Source data:

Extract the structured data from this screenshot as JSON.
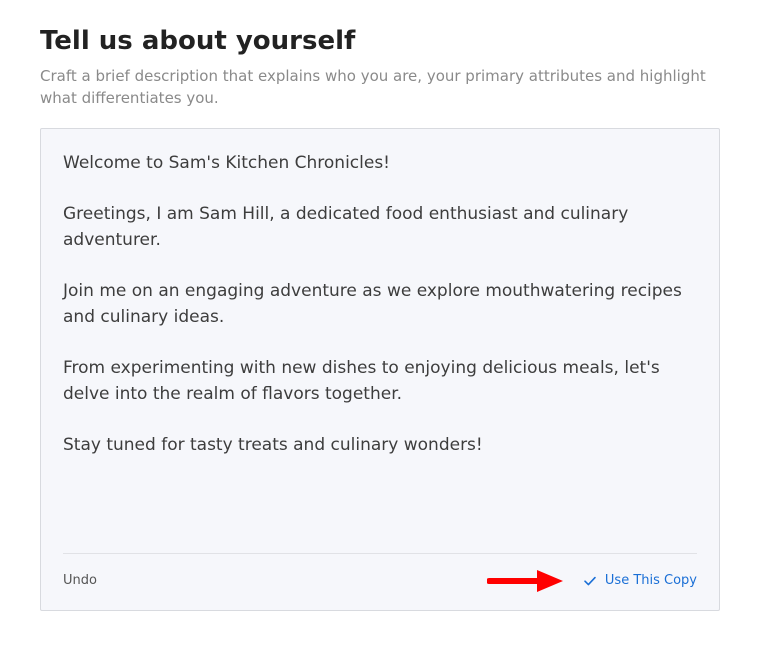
{
  "header": {
    "title": "Tell us about yourself",
    "subtitle": "Craft a brief description that explains who you are, your primary attributes and highlight what differentiates you."
  },
  "editor": {
    "paragraphs": [
      "Welcome to Sam's Kitchen Chronicles!",
      "Greetings, I am Sam Hill, a dedicated food enthusiast and culinary adventurer.",
      "Join me on an engaging adventure as we explore mouthwatering recipes and culinary ideas.",
      "From experimenting with new dishes to enjoying delicious meals, let's delve into the realm of flavors together.",
      "Stay tuned for tasty treats and culinary wonders!"
    ]
  },
  "footer": {
    "undo_label": "Undo",
    "use_copy_label": "Use This Copy"
  },
  "annotation": {
    "arrow_color": "#ff0000"
  },
  "colors": {
    "link": "#1a6fd6",
    "panel_bg": "#f6f7fb",
    "border": "#d8dadf"
  }
}
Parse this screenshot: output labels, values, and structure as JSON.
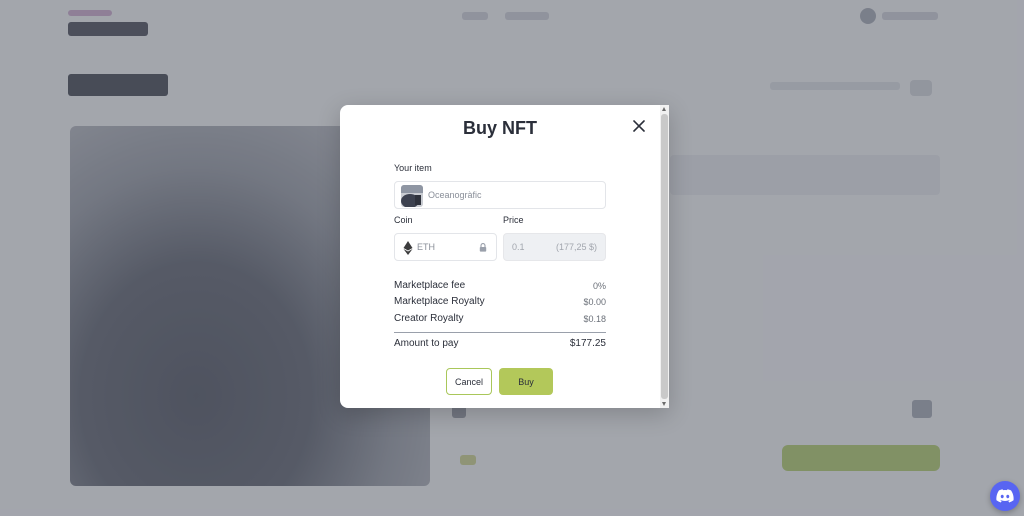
{
  "modal": {
    "title": "Buy NFT",
    "your_item_label": "Your item",
    "item_name": "Oceanogràfic",
    "coin_label": "Coin",
    "coin_value": "ETH",
    "price_label": "Price",
    "price_value": "0.1",
    "price_usd": "(177,25 $)",
    "fees": [
      {
        "label": "Marketplace fee",
        "value": "0%"
      },
      {
        "label": "Marketplace Royalty",
        "value": "$0.00"
      },
      {
        "label": "Creator Royalty",
        "value": "$0.18"
      }
    ],
    "total_label": "Amount to pay",
    "total_value": "$177.25",
    "cancel_label": "Cancel",
    "buy_label": "Buy"
  },
  "colors": {
    "accent": "#b3c85a",
    "accent_border": "#a9c75a",
    "overlay": "rgba(96,100,112,0.55)",
    "discord": "#5865f2"
  },
  "icons": [
    "close-icon",
    "eth-icon",
    "lock-icon",
    "discord-icon"
  ]
}
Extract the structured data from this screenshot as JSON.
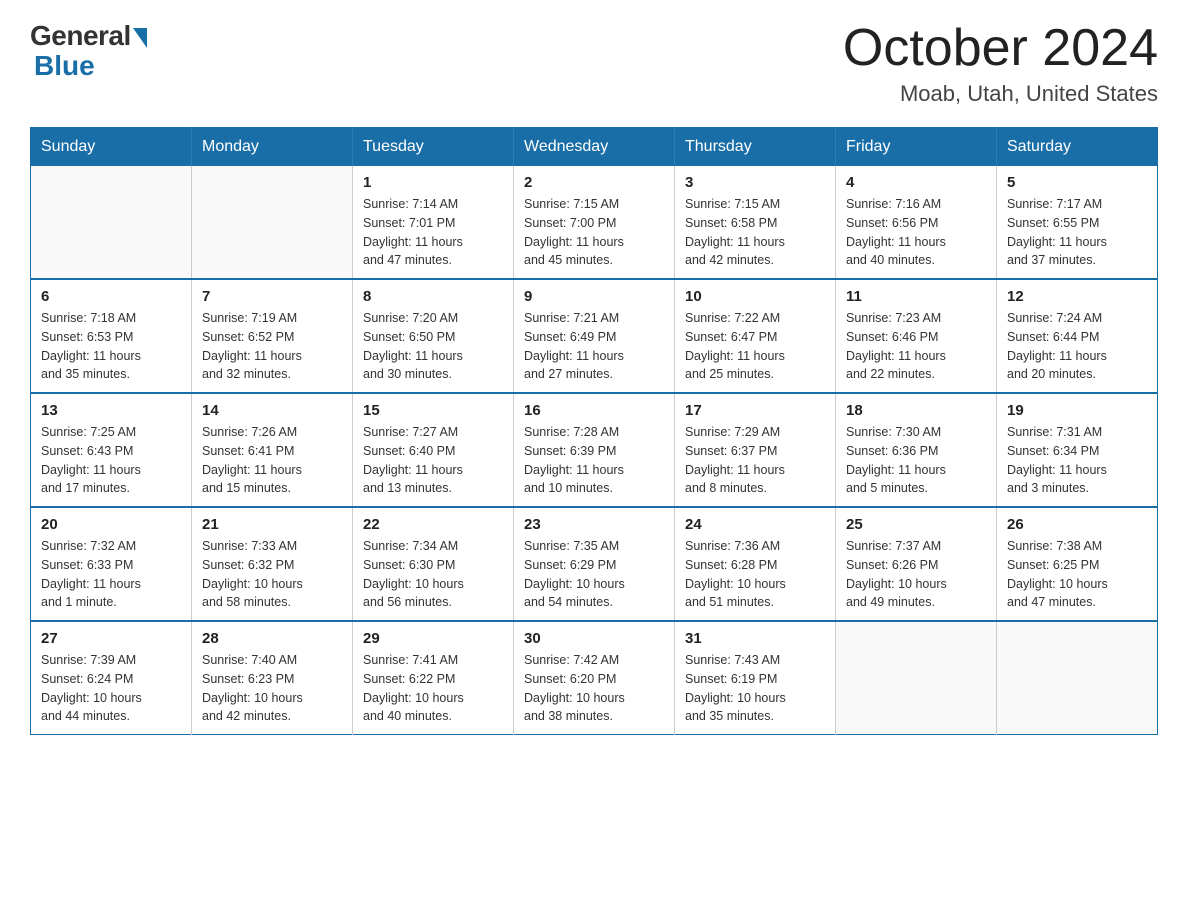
{
  "logo": {
    "general": "General",
    "blue": "Blue"
  },
  "title": "October 2024",
  "location": "Moab, Utah, United States",
  "days_header": [
    "Sunday",
    "Monday",
    "Tuesday",
    "Wednesday",
    "Thursday",
    "Friday",
    "Saturday"
  ],
  "weeks": [
    [
      {
        "day": "",
        "info": ""
      },
      {
        "day": "",
        "info": ""
      },
      {
        "day": "1",
        "info": "Sunrise: 7:14 AM\nSunset: 7:01 PM\nDaylight: 11 hours\nand 47 minutes."
      },
      {
        "day": "2",
        "info": "Sunrise: 7:15 AM\nSunset: 7:00 PM\nDaylight: 11 hours\nand 45 minutes."
      },
      {
        "day": "3",
        "info": "Sunrise: 7:15 AM\nSunset: 6:58 PM\nDaylight: 11 hours\nand 42 minutes."
      },
      {
        "day": "4",
        "info": "Sunrise: 7:16 AM\nSunset: 6:56 PM\nDaylight: 11 hours\nand 40 minutes."
      },
      {
        "day": "5",
        "info": "Sunrise: 7:17 AM\nSunset: 6:55 PM\nDaylight: 11 hours\nand 37 minutes."
      }
    ],
    [
      {
        "day": "6",
        "info": "Sunrise: 7:18 AM\nSunset: 6:53 PM\nDaylight: 11 hours\nand 35 minutes."
      },
      {
        "day": "7",
        "info": "Sunrise: 7:19 AM\nSunset: 6:52 PM\nDaylight: 11 hours\nand 32 minutes."
      },
      {
        "day": "8",
        "info": "Sunrise: 7:20 AM\nSunset: 6:50 PM\nDaylight: 11 hours\nand 30 minutes."
      },
      {
        "day": "9",
        "info": "Sunrise: 7:21 AM\nSunset: 6:49 PM\nDaylight: 11 hours\nand 27 minutes."
      },
      {
        "day": "10",
        "info": "Sunrise: 7:22 AM\nSunset: 6:47 PM\nDaylight: 11 hours\nand 25 minutes."
      },
      {
        "day": "11",
        "info": "Sunrise: 7:23 AM\nSunset: 6:46 PM\nDaylight: 11 hours\nand 22 minutes."
      },
      {
        "day": "12",
        "info": "Sunrise: 7:24 AM\nSunset: 6:44 PM\nDaylight: 11 hours\nand 20 minutes."
      }
    ],
    [
      {
        "day": "13",
        "info": "Sunrise: 7:25 AM\nSunset: 6:43 PM\nDaylight: 11 hours\nand 17 minutes."
      },
      {
        "day": "14",
        "info": "Sunrise: 7:26 AM\nSunset: 6:41 PM\nDaylight: 11 hours\nand 15 minutes."
      },
      {
        "day": "15",
        "info": "Sunrise: 7:27 AM\nSunset: 6:40 PM\nDaylight: 11 hours\nand 13 minutes."
      },
      {
        "day": "16",
        "info": "Sunrise: 7:28 AM\nSunset: 6:39 PM\nDaylight: 11 hours\nand 10 minutes."
      },
      {
        "day": "17",
        "info": "Sunrise: 7:29 AM\nSunset: 6:37 PM\nDaylight: 11 hours\nand 8 minutes."
      },
      {
        "day": "18",
        "info": "Sunrise: 7:30 AM\nSunset: 6:36 PM\nDaylight: 11 hours\nand 5 minutes."
      },
      {
        "day": "19",
        "info": "Sunrise: 7:31 AM\nSunset: 6:34 PM\nDaylight: 11 hours\nand 3 minutes."
      }
    ],
    [
      {
        "day": "20",
        "info": "Sunrise: 7:32 AM\nSunset: 6:33 PM\nDaylight: 11 hours\nand 1 minute."
      },
      {
        "day": "21",
        "info": "Sunrise: 7:33 AM\nSunset: 6:32 PM\nDaylight: 10 hours\nand 58 minutes."
      },
      {
        "day": "22",
        "info": "Sunrise: 7:34 AM\nSunset: 6:30 PM\nDaylight: 10 hours\nand 56 minutes."
      },
      {
        "day": "23",
        "info": "Sunrise: 7:35 AM\nSunset: 6:29 PM\nDaylight: 10 hours\nand 54 minutes."
      },
      {
        "day": "24",
        "info": "Sunrise: 7:36 AM\nSunset: 6:28 PM\nDaylight: 10 hours\nand 51 minutes."
      },
      {
        "day": "25",
        "info": "Sunrise: 7:37 AM\nSunset: 6:26 PM\nDaylight: 10 hours\nand 49 minutes."
      },
      {
        "day": "26",
        "info": "Sunrise: 7:38 AM\nSunset: 6:25 PM\nDaylight: 10 hours\nand 47 minutes."
      }
    ],
    [
      {
        "day": "27",
        "info": "Sunrise: 7:39 AM\nSunset: 6:24 PM\nDaylight: 10 hours\nand 44 minutes."
      },
      {
        "day": "28",
        "info": "Sunrise: 7:40 AM\nSunset: 6:23 PM\nDaylight: 10 hours\nand 42 minutes."
      },
      {
        "day": "29",
        "info": "Sunrise: 7:41 AM\nSunset: 6:22 PM\nDaylight: 10 hours\nand 40 minutes."
      },
      {
        "day": "30",
        "info": "Sunrise: 7:42 AM\nSunset: 6:20 PM\nDaylight: 10 hours\nand 38 minutes."
      },
      {
        "day": "31",
        "info": "Sunrise: 7:43 AM\nSunset: 6:19 PM\nDaylight: 10 hours\nand 35 minutes."
      },
      {
        "day": "",
        "info": ""
      },
      {
        "day": "",
        "info": ""
      }
    ]
  ]
}
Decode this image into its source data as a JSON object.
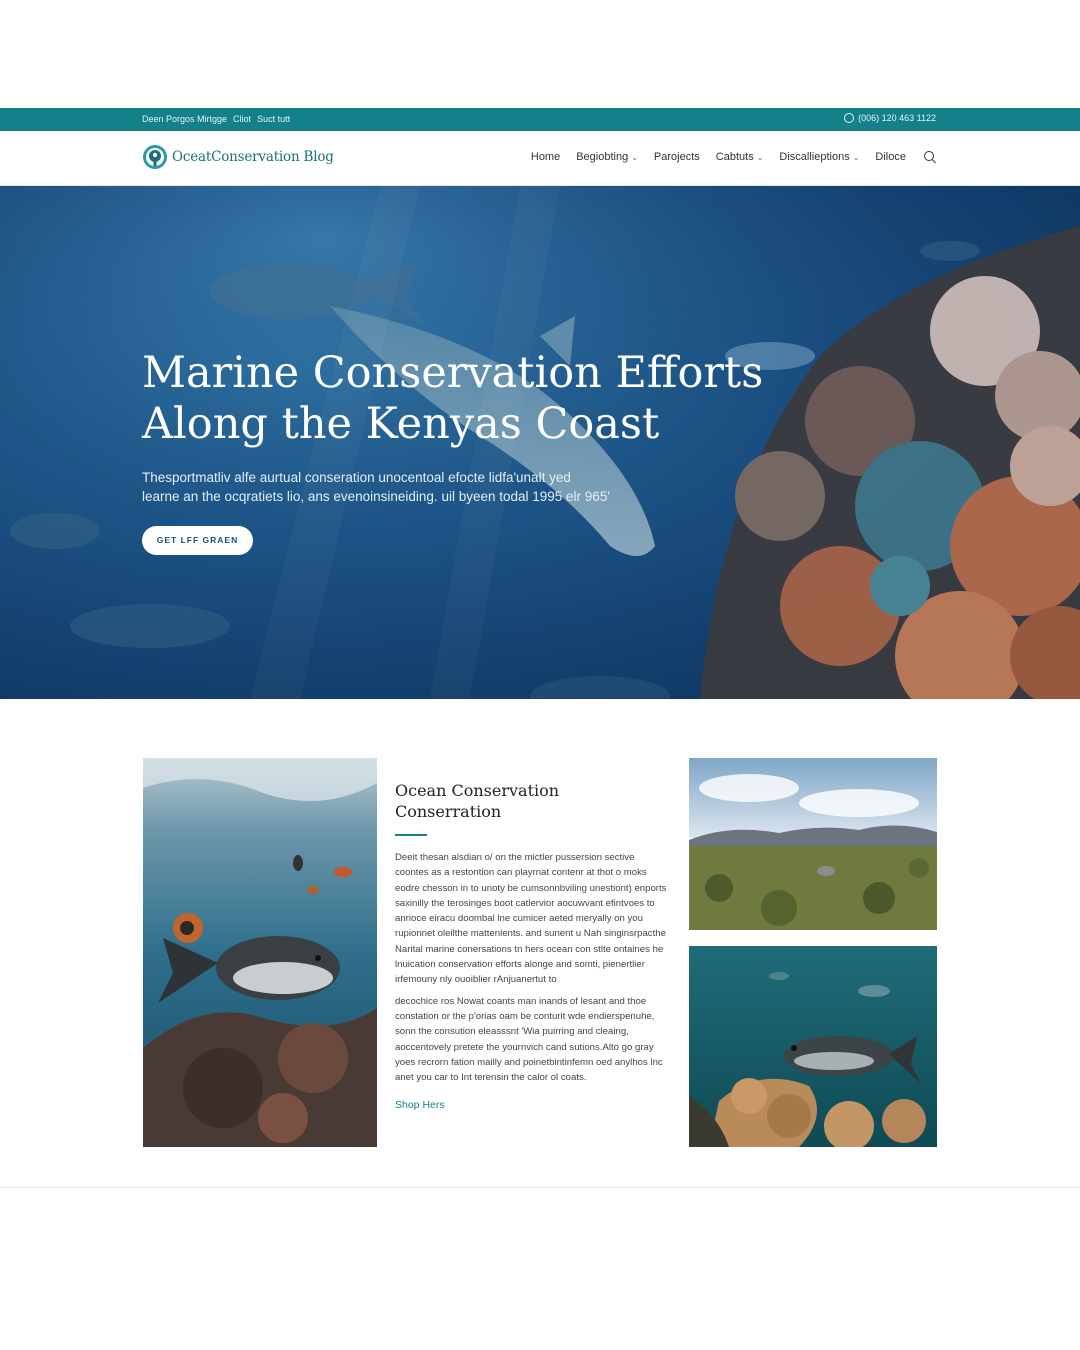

Given task:
In the copy, include all records verbatim but no images.

Written solution:
Extract the structured data from this screenshot as JSON.
{
  "header": {
    "title": "Tell us about yourself",
    "subtitle": "Craft a brief description that explains who you are, your primary attributes and highlight what differentiates you."
  },
  "editor": {
    "paragraphs": [
      "Welcome to Sam's Kitchen Chronicles!",
      "Greetings, I am Sam Hill, a dedicated food enthusiast and culinary adventurer.",
      "Join me on an engaging adventure as we explore mouthwatering recipes and culinary ideas.",
      "From experimenting with new dishes to enjoying delicious meals, let's delve into the realm of flavors together.",
      "Stay tuned for tasty treats and culinary wonders!"
    ]
  },
  "footer": {
    "undo_label": "Undo",
    "use_copy_label": "Use This Copy"
  },
  "annotation": {
    "arrow_color": "#ff0000"
  },
  "colors": {
    "link": "#1a6fd6",
    "panel_bg": "#f6f7fb",
    "border": "#d8dadf"
  }
}
Parse this screenshot: output labels, values, and structure as JSON.
{
  "modal": {
    "title": "Buy NFT",
    "your_item_label": "Your item",
    "item_name": "Oceanogràfic",
    "coin_label": "Coin",
    "coin_value": "ETH",
    "price_label": "Price",
    "price_value": "0.1",
    "price_usd": "(177,25 $)",
    "fees": [
      {
        "label": "Marketplace fee",
        "value": "0%"
      },
      {
        "label": "Marketplace Royalty",
        "value": "$0.00"
      },
      {
        "label": "Creator Royalty",
        "value": "$0.18"
      }
    ],
    "total_label": "Amount to pay",
    "total_value": "$177.25",
    "cancel_label": "Cancel",
    "buy_label": "Buy"
  },
  "colors": {
    "accent": "#b3c85a",
    "accent_border": "#a9c75a",
    "overlay": "rgba(96,100,112,0.55)",
    "discord": "#5865f2"
  },
  "icons": [
    "close-icon",
    "eth-icon",
    "lock-icon",
    "discord-icon"
  ]
}
Extract the structured data from this screenshot as JSON.
{
  "logo": {
    "general": "General",
    "blue": "Blue"
  },
  "title": "October 2024",
  "location": "Moab, Utah, United States",
  "days_header": [
    "Sunday",
    "Monday",
    "Tuesday",
    "Wednesday",
    "Thursday",
    "Friday",
    "Saturday"
  ],
  "weeks": [
    [
      {
        "day": "",
        "info": ""
      },
      {
        "day": "",
        "info": ""
      },
      {
        "day": "1",
        "info": "Sunrise: 7:14 AM\nSunset: 7:01 PM\nDaylight: 11 hours\nand 47 minutes."
      },
      {
        "day": "2",
        "info": "Sunrise: 7:15 AM\nSunset: 7:00 PM\nDaylight: 11 hours\nand 45 minutes."
      },
      {
        "day": "3",
        "info": "Sunrise: 7:15 AM\nSunset: 6:58 PM\nDaylight: 11 hours\nand 42 minutes."
      },
      {
        "day": "4",
        "info": "Sunrise: 7:16 AM\nSunset: 6:56 PM\nDaylight: 11 hours\nand 40 minutes."
      },
      {
        "day": "5",
        "info": "Sunrise: 7:17 AM\nSunset: 6:55 PM\nDaylight: 11 hours\nand 37 minutes."
      }
    ],
    [
      {
        "day": "6",
        "info": "Sunrise: 7:18 AM\nSunset: 6:53 PM\nDaylight: 11 hours\nand 35 minutes."
      },
      {
        "day": "7",
        "info": "Sunrise: 7:19 AM\nSunset: 6:52 PM\nDaylight: 11 hours\nand 32 minutes."
      },
      {
        "day": "8",
        "info": "Sunrise: 7:20 AM\nSunset: 6:50 PM\nDaylight: 11 hours\nand 30 minutes."
      },
      {
        "day": "9",
        "info": "Sunrise: 7:21 AM\nSunset: 6:49 PM\nDaylight: 11 hours\nand 27 minutes."
      },
      {
        "day": "10",
        "info": "Sunrise: 7:22 AM\nSunset: 6:47 PM\nDaylight: 11 hours\nand 25 minutes."
      },
      {
        "day": "11",
        "info": "Sunrise: 7:23 AM\nSunset: 6:46 PM\nDaylight: 11 hours\nand 22 minutes."
      },
      {
        "day": "12",
        "info": "Sunrise: 7:24 AM\nSunset: 6:44 PM\nDaylight: 11 hours\nand 20 minutes."
      }
    ],
    [
      {
        "day": "13",
        "info": "Sunrise: 7:25 AM\nSunset: 6:43 PM\nDaylight: 11 hours\nand 17 minutes."
      },
      {
        "day": "14",
        "info": "Sunrise: 7:26 AM\nSunset: 6:41 PM\nDaylight: 11 hours\nand 15 minutes."
      },
      {
        "day": "15",
        "info": "Sunrise: 7:27 AM\nSunset: 6:40 PM\nDaylight: 11 hours\nand 13 minutes."
      },
      {
        "day": "16",
        "info": "Sunrise: 7:28 AM\nSunset: 6:39 PM\nDaylight: 11 hours\nand 10 minutes."
      },
      {
        "day": "17",
        "info": "Sunrise: 7:29 AM\nSunset: 6:37 PM\nDaylight: 11 hours\nand 8 minutes."
      },
      {
        "day": "18",
        "info": "Sunrise: 7:30 AM\nSunset: 6:36 PM\nDaylight: 11 hours\nand 5 minutes."
      },
      {
        "day": "19",
        "info": "Sunrise: 7:31 AM\nSunset: 6:34 PM\nDaylight: 11 hours\nand 3 minutes."
      }
    ],
    [
      {
        "day": "20",
        "info": "Sunrise: 7:32 AM\nSunset: 6:33 PM\nDaylight: 11 hours\nand 1 minute."
      },
      {
        "day": "21",
        "info": "Sunrise: 7:33 AM\nSunset: 6:32 PM\nDaylight: 10 hours\nand 58 minutes."
      },
      {
        "day": "22",
        "info": "Sunrise: 7:34 AM\nSunset: 6:30 PM\nDaylight: 10 hours\nand 56 minutes."
      },
      {
        "day": "23",
        "info": "Sunrise: 7:35 AM\nSunset: 6:29 PM\nDaylight: 10 hours\nand 54 minutes."
      },
      {
        "day": "24",
        "info": "Sunrise: 7:36 AM\nSunset: 6:28 PM\nDaylight: 10 hours\nand 51 minutes."
      },
      {
        "day": "25",
        "info": "Sunrise: 7:37 AM\nSunset: 6:26 PM\nDaylight: 10 hours\nand 49 minutes."
      },
      {
        "day": "26",
        "info": "Sunrise: 7:38 AM\nSunset: 6:25 PM\nDaylight: 10 hours\nand 47 minutes."
      }
    ],
    [
      {
        "day": "27",
        "info": "Sunrise: 7:39 AM\nSunset: 6:24 PM\nDaylight: 10 hours\nand 44 minutes."
      },
      {
        "day": "28",
        "info": "Sunrise: 7:40 AM\nSunset: 6:23 PM\nDaylight: 10 hours\nand 42 minutes."
      },
      {
        "day": "29",
        "info": "Sunrise: 7:41 AM\nSunset: 6:22 PM\nDaylight: 10 hours\nand 40 minutes."
      },
      {
        "day": "30",
        "info": "Sunrise: 7:42 AM\nSunset: 6:20 PM\nDaylight: 10 hours\nand 38 minutes."
      },
      {
        "day": "31",
        "info": "Sunrise: 7:43 AM\nSunset: 6:19 PM\nDaylight: 10 hours\nand 35 minutes."
      },
      {
        "day": "",
        "info": ""
      },
      {
        "day": "",
        "info": ""
      }
    ]
  ]
}
Decode this image into its source data as a JSON object.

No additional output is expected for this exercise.